◆ **Aim**:
Return each line holding the string "законодательством".
[BEGIN Dataset excerpts]
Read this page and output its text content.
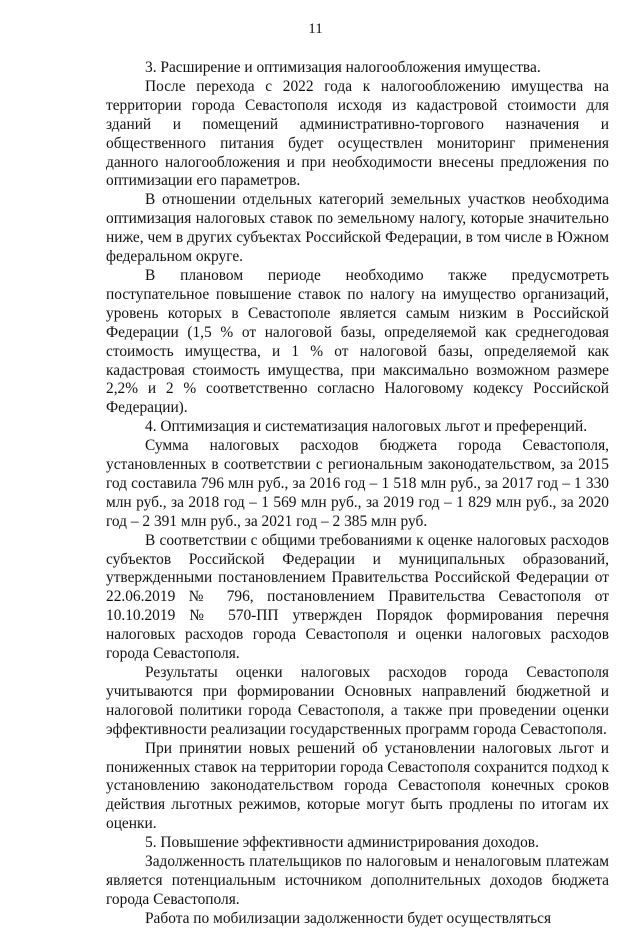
11

3. Расширение и оптимизация налогообложения имущества.

После перехода с 2022 года к налогообложению имущества на территории города Севастополя исходя из кадастровой стоимости для зданий и помещений административно-торгового назначения и общественного питания будет осуществлен мониторинг применения данного налогообложения и при необходимости внесены предложения по оптимизации его параметров.

В отношении отдельных категорий земельных участков необходима оптимизация налоговых ставок по земельному налогу, которые значительно ниже, чем в других субъектах Российской Федерации, в том числе в Южном федеральном округе.

В плановом периоде необходимо также предусмотреть поступательное повышение ставок по налогу на имущество организаций, уровень которых в Севастополе является самым низким в Российской Федерации (1,5 % от налоговой базы, определяемой как среднегодовая стоимость имущества, и 1 % от налоговой базы, определяемой как кадастровая стоимость имущества, при максимально возможном размере 2,2% и 2 % соответственно согласно Налоговому кодексу Российской Федерации).

4. Оптимизация и систематизация налоговых льгот и преференций.

Сумма налоговых расходов бюджета города Севастополя, установленных в соответствии с региональным законодательством, за 2015 год составила 796 млн руб., за 2016 год – 1 518 млн руб., за 2017 год – 1 330 млн руб., за 2018 год – 1 569 млн руб., за 2019 год – 1 829 млн руб., за 2020 год – 2 391 млн руб., за 2021 год – 2 385 млн руб.

В соответствии с общими требованиями к оценке налоговых расходов субъектов Российской Федерации и муниципальных образований, утвержденными постановлением Правительства Российской Федерации от 22.06.2019 № 796, постановлением Правительства Севастополя от 10.10.2019 № 570-ПП утвержден Порядок формирования перечня налоговых расходов города Севастополя и оценки налоговых расходов города Севастополя.

Результаты оценки налоговых расходов города Севастополя учитываются при формировании Основных направлений бюджетной и налоговой политики города Севастополя, а также при проведении оценки эффективности реализации государственных программ города Севастополя.

При принятии новых решений об установлении налоговых льгот и пониженных ставок на территории города Севастополя сохранится подход к установлению законодательством города Севастополя конечных сроков действия льготных режимов, которые могут быть продлены по итогам их оценки.

5. Повышение эффективности администрирования доходов.

Задолженность плательщиков по налоговым и неналоговым платежам является потенциальным источником дополнительных доходов бюджета города Севастополя.

Работа по мобилизации задолженности будет осуществляться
[END Dataset excerpts]
◆ **Complete output**:
Сумма налоговых расходов бюджета города Севастополя, установленных в соответствии с региональным законодательством, за 2015 год составила 796 млн руб., за 2016 год – 1 518 млн руб., за 2017 год – 1 330 млн руб., за 2018 год – 1 569 млн руб., за 2019 год – 1 829 млн руб., за 2020 год – 2 391 млн руб., за 2021 год – 2 385 млн руб.
При принятии новых решений об установлении налоговых льгот и пониженных ставок на территории города Севастополя сохранится подход к установлению законодательством города Севастополя конечных сроков действия льготных режимов, которые могут быть продлены по итогам их оценки.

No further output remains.